Report how many lines hold the word "Mean"; answer with the number alone.

Data entries for graphics

━━━━━━━━━━━━━━━━

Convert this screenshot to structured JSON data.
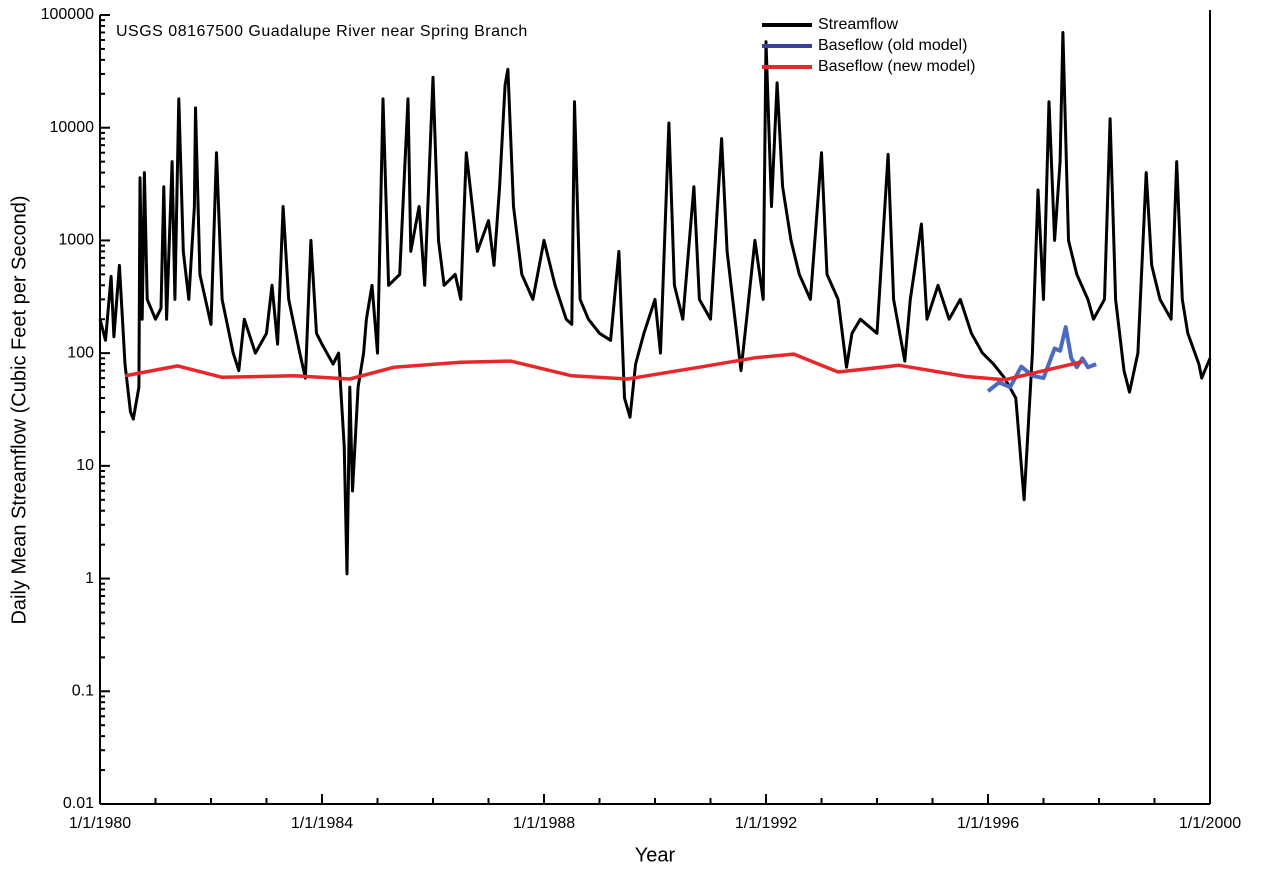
{
  "chart_data": {
    "type": "line",
    "title": "USGS 08167500 Guadalupe River near Spring Branch",
    "x_label": "Year",
    "y_label": "Daily Mean Streamflow (Cubic Feet per Second)",
    "log_y": true,
    "legend": "top-right",
    "xlim": [
      1980,
      2000
    ],
    "xticks": [
      {
        "value": 1980,
        "label": "1/1/1980"
      },
      {
        "value": 1984,
        "label": "1/1/1984"
      },
      {
        "value": 1988,
        "label": "1/1/1988"
      },
      {
        "value": 1992,
        "label": "1/1/1992"
      },
      {
        "value": 1996,
        "label": "1/1/1996"
      },
      {
        "value": 2000,
        "label": "1/1/2000"
      }
    ],
    "ylim": [
      0.01,
      100000
    ],
    "yticks": [
      0.01,
      0.1,
      1,
      10,
      100,
      1000,
      10000,
      100000
    ],
    "series": [
      {
        "name": "Streamflow",
        "color": "#000000",
        "x": [
          1980.0,
          1980.1,
          1980.2,
          1980.25,
          1980.35,
          1980.45,
          1980.55,
          1980.6,
          1980.7,
          1980.72,
          1980.76,
          1980.8,
          1980.85,
          1981.0,
          1981.1,
          1981.15,
          1981.2,
          1981.3,
          1981.35,
          1981.42,
          1981.5,
          1981.6,
          1981.7,
          1981.72,
          1981.8,
          1982.0,
          1982.1,
          1982.2,
          1982.4,
          1982.5,
          1982.6,
          1982.8,
          1983.0,
          1983.1,
          1983.2,
          1983.3,
          1983.4,
          1983.6,
          1983.7,
          1983.8,
          1983.9,
          1984.0,
          1984.2,
          1984.3,
          1984.4,
          1984.45,
          1984.5,
          1984.55,
          1984.65,
          1984.75,
          1984.8,
          1984.9,
          1985.0,
          1985.1,
          1985.2,
          1985.4,
          1985.55,
          1985.6,
          1985.75,
          1985.85,
          1986.0,
          1986.1,
          1986.2,
          1986.4,
          1986.5,
          1986.6,
          1986.8,
          1987.0,
          1987.1,
          1987.2,
          1987.3,
          1987.35,
          1987.45,
          1987.6,
          1987.8,
          1988.0,
          1988.2,
          1988.4,
          1988.5,
          1988.55,
          1988.65,
          1988.8,
          1989.0,
          1989.2,
          1989.35,
          1989.45,
          1989.55,
          1989.65,
          1989.8,
          1990.0,
          1990.1,
          1990.25,
          1990.35,
          1990.5,
          1990.7,
          1990.8,
          1991.0,
          1991.2,
          1991.3,
          1991.4,
          1991.55,
          1991.65,
          1991.8,
          1991.95,
          1992.0,
          1992.1,
          1992.2,
          1992.3,
          1992.45,
          1992.6,
          1992.8,
          1993.0,
          1993.1,
          1993.3,
          1993.45,
          1993.55,
          1993.7,
          1994.0,
          1994.2,
          1994.3,
          1994.5,
          1994.6,
          1994.8,
          1994.9,
          1995.1,
          1995.3,
          1995.5,
          1995.7,
          1995.9,
          1996.1,
          1996.3,
          1996.5,
          1996.65,
          1996.8,
          1996.9,
          1997.0,
          1997.1,
          1997.2,
          1997.3,
          1997.35,
          1997.45,
          1997.6,
          1997.8,
          1997.9,
          1998.1,
          1998.2,
          1998.3,
          1998.45,
          1998.55,
          1998.7,
          1998.85,
          1998.95,
          1999.1,
          1999.3,
          1999.4,
          1999.5,
          1999.6,
          1999.8,
          1999.85,
          2000.0
        ],
        "values": [
          200,
          130,
          480,
          140,
          600,
          80,
          30,
          26,
          50,
          3600,
          200,
          4000,
          300,
          200,
          250,
          3000,
          200,
          5000,
          300,
          18000,
          800,
          300,
          2000,
          15000,
          500,
          180,
          6000,
          300,
          100,
          70,
          200,
          100,
          150,
          400,
          120,
          2000,
          300,
          100,
          60,
          1000,
          150,
          120,
          80,
          100,
          15,
          1.1,
          50,
          6,
          50,
          100,
          200,
          400,
          100,
          18000,
          400,
          500,
          18000,
          800,
          2000,
          400,
          28000,
          1000,
          400,
          500,
          300,
          6000,
          800,
          1500,
          600,
          3000,
          24000,
          33000,
          2000,
          500,
          300,
          1000,
          400,
          200,
          180,
          17000,
          300,
          200,
          150,
          130,
          800,
          40,
          27,
          80,
          150,
          300,
          100,
          11000,
          400,
          200,
          3000,
          300,
          200,
          8000,
          800,
          300,
          70,
          200,
          1000,
          300,
          58000,
          2000,
          25000,
          3000,
          1000,
          500,
          300,
          6000,
          500,
          300,
          75,
          150,
          200,
          150,
          5800,
          300,
          85,
          300,
          1400,
          200,
          400,
          200,
          300,
          150,
          100,
          80,
          60,
          40,
          5,
          100,
          2800,
          300,
          17000,
          1000,
          5000,
          70000,
          1000,
          500,
          300,
          200,
          300,
          12000,
          300,
          70,
          45,
          100,
          4000,
          600,
          300,
          200,
          5000,
          300,
          150,
          80,
          60,
          90
        ]
      },
      {
        "name": "Baseflow (old model)",
        "color": "#4a6bc0",
        "x": [
          1996.0,
          1996.2,
          1996.4,
          1996.6,
          1996.8,
          1997.0,
          1997.2,
          1997.3,
          1997.4,
          1997.5,
          1997.6,
          1997.7,
          1997.8,
          1997.95
        ],
        "values": [
          46,
          55,
          50,
          76,
          63,
          60,
          110,
          105,
          170,
          90,
          75,
          90,
          75,
          80
        ]
      },
      {
        "name": "Baseflow (new model)",
        "color": "#e8262b",
        "x": [
          1980.45,
          1981.4,
          1982.2,
          1983.5,
          1984.5,
          1985.3,
          1986.5,
          1987.4,
          1988.5,
          1989.5,
          1990.8,
          1991.8,
          1992.5,
          1993.3,
          1994.4,
          1995.6,
          1996.3,
          1997.7
        ],
        "values": [
          63,
          77,
          61,
          63,
          59,
          75,
          83,
          85,
          63,
          59,
          75,
          91,
          98,
          68,
          78,
          62,
          58,
          84
        ]
      }
    ]
  }
}
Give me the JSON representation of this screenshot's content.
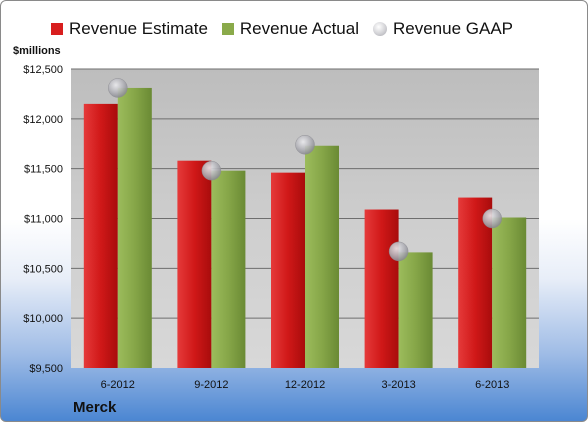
{
  "chart_data": {
    "type": "bar",
    "categories": [
      "6-2012",
      "9-2012",
      "12-2012",
      "3-2013",
      "6-2013"
    ],
    "series": [
      {
        "name": "Revenue Estimate",
        "type": "bar",
        "color": "#d81e1e",
        "values": [
          12150,
          11580,
          11460,
          11090,
          11210
        ]
      },
      {
        "name": "Revenue Actual",
        "type": "bar",
        "color": "#8aaa4a",
        "values": [
          12310,
          11480,
          11730,
          10660,
          11010
        ]
      },
      {
        "name": "Revenue GAAP",
        "type": "marker",
        "color": "#b6b6bc",
        "values": [
          12310,
          11480,
          11740,
          10670,
          11000
        ]
      }
    ],
    "ylabel": "$millions",
    "ylim": [
      9500,
      12500
    ],
    "yticks": [
      9500,
      10000,
      10500,
      11000,
      11500,
      12000,
      12500
    ],
    "ytick_labels": [
      "$9,500",
      "$10,000",
      "$10,500",
      "$11,000",
      "$11,500",
      "$12,000",
      "$12,500"
    ],
    "legend_position": "top",
    "grid": true
  },
  "company_label": "Merck"
}
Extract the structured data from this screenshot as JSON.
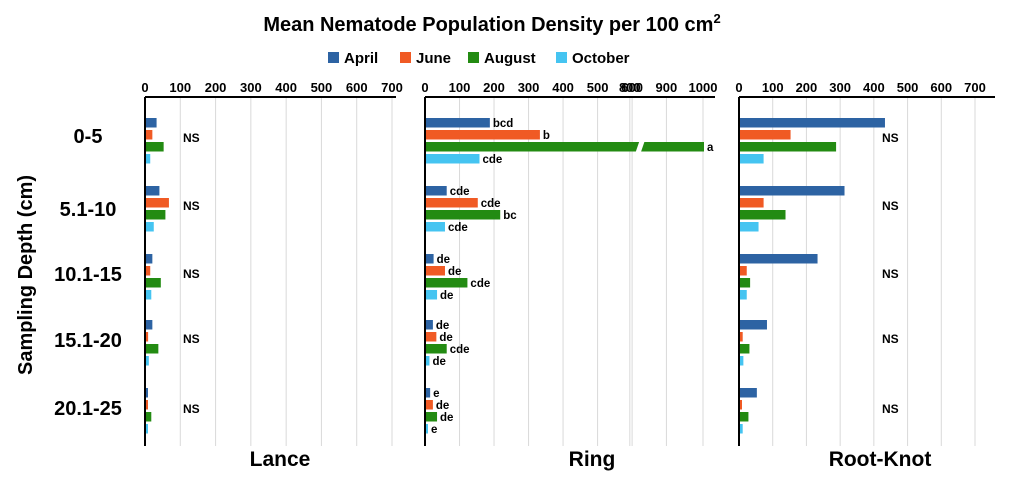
{
  "chart_data": {
    "type": "bar",
    "orientation": "horizontal",
    "title": "Mean Nematode Population Density per 100 cm",
    "title_superscript": "2",
    "ylabel": "Sampling Depth (cm)",
    "categories": [
      "0-5",
      "5.1-10",
      "10.1-15",
      "15.1-20",
      "20.1-25"
    ],
    "series_names": [
      "April",
      "June",
      "August",
      "October"
    ],
    "colors": {
      "April": "#2D63A3",
      "June": "#F05A24",
      "August": "#238B12",
      "October": "#45C4F1"
    },
    "legend_position": "top-center",
    "grid": true,
    "panels": [
      {
        "name": "Lance",
        "xlim": [
          0,
          700
        ],
        "ticks": [
          "0",
          "100",
          "200",
          "300",
          "400",
          "500",
          "600",
          "700"
        ],
        "series": [
          {
            "name": "April",
            "values": [
              30,
              38,
              18,
              18,
              5
            ]
          },
          {
            "name": "June",
            "values": [
              18,
              65,
              12,
              6,
              2
            ]
          },
          {
            "name": "August",
            "values": [
              50,
              55,
              42,
              35,
              15
            ]
          },
          {
            "name": "October",
            "values": [
              12,
              22,
              15,
              8,
              3
            ]
          }
        ],
        "group_labels": [
          "NS",
          "NS",
          "NS",
          "NS",
          "NS"
        ]
      },
      {
        "name": "Ring",
        "xlim": [
          0,
          1000
        ],
        "axis_break": [
          600,
          850
        ],
        "ticks": [
          "0",
          "100",
          "200",
          "300",
          "400",
          "500",
          "600",
          "800",
          "900",
          "1000"
        ],
        "series": [
          {
            "name": "April",
            "values": [
              185,
              60,
              22,
              20,
              12
            ]
          },
          {
            "name": "June",
            "values": [
              330,
              150,
              55,
              30,
              20
            ]
          },
          {
            "name": "August",
            "values": [
              1000,
              215,
              120,
              60,
              32
            ]
          },
          {
            "name": "October",
            "values": [
              155,
              55,
              32,
              10,
              3
            ]
          }
        ],
        "bar_labels": [
          [
            "bcd",
            "b",
            "a",
            "cde"
          ],
          [
            "cde",
            "cde",
            "bc",
            "cde"
          ],
          [
            "de",
            "de",
            "cde",
            "de"
          ],
          [
            "de",
            "de",
            "cde",
            "de"
          ],
          [
            "e",
            "de",
            "de",
            "e"
          ]
        ]
      },
      {
        "name": "Root-Knot",
        "xlim": [
          0,
          700
        ],
        "ticks": [
          "0",
          "100",
          "200",
          "300",
          "400",
          "500",
          "600",
          "700"
        ],
        "series": [
          {
            "name": "April",
            "values": [
              430,
              310,
              230,
              80,
              50
            ]
          },
          {
            "name": "June",
            "values": [
              150,
              70,
              20,
              8,
              5
            ]
          },
          {
            "name": "August",
            "values": [
              285,
              135,
              30,
              28,
              25
            ]
          },
          {
            "name": "October",
            "values": [
              70,
              55,
              20,
              10,
              8
            ]
          }
        ],
        "group_labels": [
          "NS",
          "NS",
          "NS",
          "NS",
          "NS"
        ]
      }
    ]
  }
}
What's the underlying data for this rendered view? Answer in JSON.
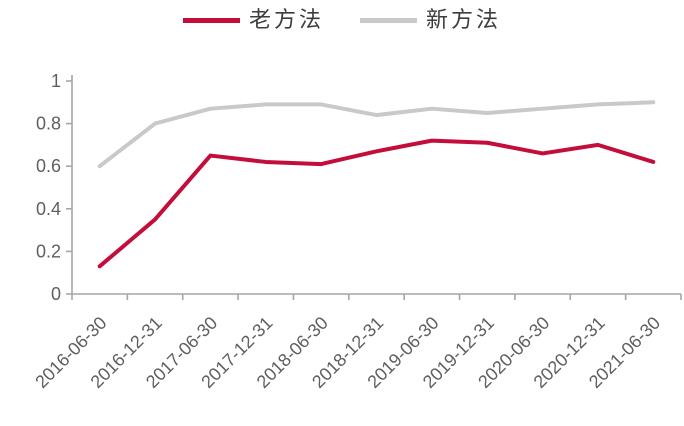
{
  "chart_data": {
    "type": "line",
    "title": "",
    "xlabel": "",
    "ylabel": "",
    "categories": [
      "2016-06-30",
      "2016-12-31",
      "2017-06-30",
      "2017-12-31",
      "2018-06-30",
      "2018-12-31",
      "2019-06-30",
      "2019-12-31",
      "2020-06-30",
      "2020-12-31",
      "2021-06-30"
    ],
    "series": [
      {
        "name": "老方法",
        "color": "#c30e3c",
        "values": [
          0.13,
          0.35,
          0.65,
          0.62,
          0.61,
          0.67,
          0.72,
          0.71,
          0.66,
          0.7,
          0.62
        ]
      },
      {
        "name": "新方法",
        "color": "#c9c9c9",
        "values": [
          0.6,
          0.8,
          0.87,
          0.89,
          0.89,
          0.84,
          0.87,
          0.85,
          0.87,
          0.89,
          0.9
        ]
      }
    ],
    "ylim": [
      0,
      1
    ],
    "yticks": [
      0,
      0.2,
      0.4,
      0.6,
      0.8,
      1
    ],
    "ytick_labels": [
      "0",
      "0.2",
      "0.4",
      "0.6",
      "0.8",
      "1"
    ],
    "grid": false,
    "legend_position": "top-center",
    "axis_color": "#a6a6a6",
    "tick_label_color": "#5f5f5f",
    "line_width": 4
  }
}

━━━━━━━━━━━━━━━━

◆ **EXPECTED ANSWER**: 2